Lines of data:
_ _ _
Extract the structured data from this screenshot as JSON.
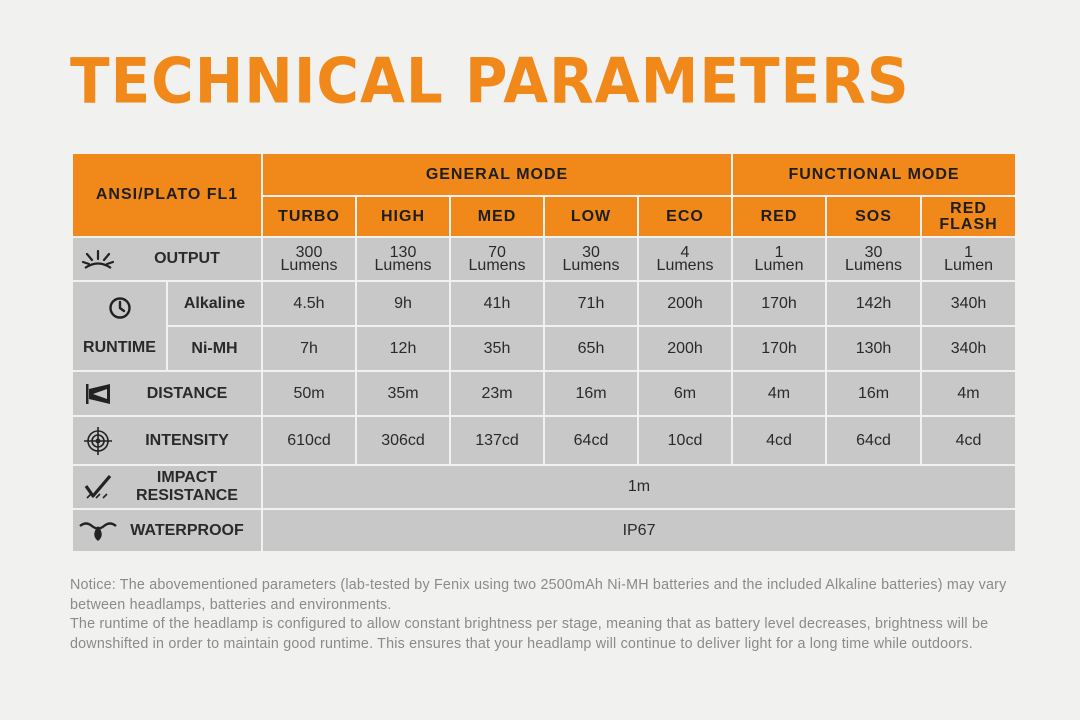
{
  "title": "TECHNICAL PARAMETERS",
  "table": {
    "standard": "ANSI/PLATO FL1",
    "groups": {
      "general": "GENERAL MODE",
      "functional": "FUNCTIONAL MODE"
    },
    "modes": [
      "TURBO",
      "HIGH",
      "MED",
      "LOW",
      "ECO",
      "RED",
      "SOS",
      "RED FLASH"
    ],
    "rows": {
      "output": {
        "label": "OUTPUT",
        "values": [
          [
            "300",
            "Lumens"
          ],
          [
            "130",
            "Lumens"
          ],
          [
            "70",
            "Lumens"
          ],
          [
            "30",
            "Lumens"
          ],
          [
            "4",
            "Lumens"
          ],
          [
            "1",
            "Lumen"
          ],
          [
            "30",
            "Lumens"
          ],
          [
            "1",
            "Lumen"
          ]
        ]
      },
      "runtime": {
        "label": "RUNTIME",
        "alkaline_label": "Alkaline",
        "alkaline": [
          "4.5h",
          "9h",
          "41h",
          "71h",
          "200h",
          "170h",
          "142h",
          "340h"
        ],
        "nimh_label": "Ni-MH",
        "nimh": [
          "7h",
          "12h",
          "35h",
          "65h",
          "200h",
          "170h",
          "130h",
          "340h"
        ]
      },
      "distance": {
        "label": "DISTANCE",
        "values": [
          "50m",
          "35m",
          "23m",
          "16m",
          "6m",
          "4m",
          "16m",
          "4m"
        ]
      },
      "intensity": {
        "label": "INTENSITY",
        "values": [
          "610cd",
          "306cd",
          "137cd",
          "64cd",
          "10cd",
          "4cd",
          "64cd",
          "4cd"
        ]
      },
      "impact": {
        "label": "IMPACT RESISTANCE",
        "value": "1m"
      },
      "waterproof": {
        "label": "WATERPROOF",
        "value": "IP67"
      }
    }
  },
  "icons": {
    "output": "light-burst-icon",
    "runtime": "clock-icon",
    "distance": "beam-distance-icon",
    "intensity": "target-icon",
    "impact": "impact-check-icon",
    "waterproof": "water-drop-icon"
  },
  "colors": {
    "accent": "#f0891a",
    "cell": "#c8c8c8",
    "background": "#f1f1f0"
  },
  "notice": {
    "p1": "Notice: The abovementioned parameters (lab-tested by Fenix using two 2500mAh Ni-MH batteries and the included Alkaline batteries) may vary between headlamps, batteries and environments.",
    "p2": "The runtime of the headlamp is configured to allow constant brightness per stage, meaning that as battery level decreases, brightness will be downshifted  in order to maintain good runtime. This ensures that your headlamp will continue to deliver light for a long time while outdoors."
  }
}
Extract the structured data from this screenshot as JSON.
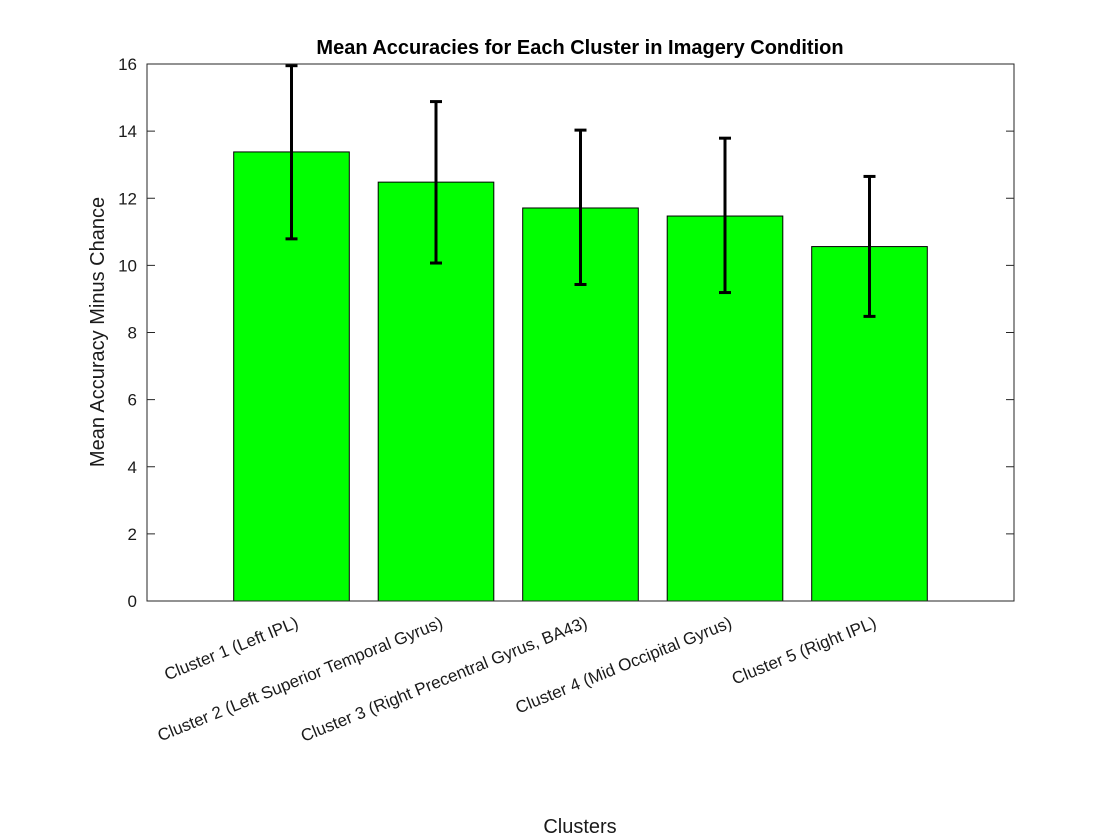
_ _ _
* WHAT TO WORK ON: Return the records exactly. Don't carry the pictures over.

* WRITTEN ANSWER:
Extract the structured data from this screenshot as JSON.
{
  "title": "TECHNICAL PARAMETERS",
  "table": {
    "standard": "ANSI/PLATO FL1",
    "groups": {
      "general": "GENERAL MODE",
      "functional": "FUNCTIONAL MODE"
    },
    "modes": [
      "TURBO",
      "HIGH",
      "MED",
      "LOW",
      "ECO",
      "RED",
      "SOS",
      "RED FLASH"
    ],
    "rows": {
      "output": {
        "label": "OUTPUT",
        "values": [
          [
            "300",
            "Lumens"
          ],
          [
            "130",
            "Lumens"
          ],
          [
            "70",
            "Lumens"
          ],
          [
            "30",
            "Lumens"
          ],
          [
            "4",
            "Lumens"
          ],
          [
            "1",
            "Lumen"
          ],
          [
            "30",
            "Lumens"
          ],
          [
            "1",
            "Lumen"
          ]
        ]
      },
      "runtime": {
        "label": "RUNTIME",
        "alkaline_label": "Alkaline",
        "alkaline": [
          "4.5h",
          "9h",
          "41h",
          "71h",
          "200h",
          "170h",
          "142h",
          "340h"
        ],
        "nimh_label": "Ni-MH",
        "nimh": [
          "7h",
          "12h",
          "35h",
          "65h",
          "200h",
          "170h",
          "130h",
          "340h"
        ]
      },
      "distance": {
        "label": "DISTANCE",
        "values": [
          "50m",
          "35m",
          "23m",
          "16m",
          "6m",
          "4m",
          "16m",
          "4m"
        ]
      },
      "intensity": {
        "label": "INTENSITY",
        "values": [
          "610cd",
          "306cd",
          "137cd",
          "64cd",
          "10cd",
          "4cd",
          "64cd",
          "4cd"
        ]
      },
      "impact": {
        "label": "IMPACT RESISTANCE",
        "value": "1m"
      },
      "waterproof": {
        "label": "WATERPROOF",
        "value": "IP67"
      }
    }
  },
  "icons": {
    "output": "light-burst-icon",
    "runtime": "clock-icon",
    "distance": "beam-distance-icon",
    "intensity": "target-icon",
    "impact": "impact-check-icon",
    "waterproof": "water-drop-icon"
  },
  "colors": {
    "accent": "#f0891a",
    "cell": "#c8c8c8",
    "background": "#f1f1f0"
  },
  "notice": {
    "p1": "Notice: The abovementioned parameters (lab-tested by Fenix using two 2500mAh Ni-MH batteries and the included Alkaline batteries) may vary between headlamps, batteries and environments.",
    "p2": "The runtime of the headlamp is configured to allow constant brightness per stage, meaning that as battery level decreases, brightness will be downshifted  in order to maintain good runtime. This ensures that your headlamp will continue to deliver light for a long time while outdoors."
  }
}
Extract the structured data from this screenshot as JSON.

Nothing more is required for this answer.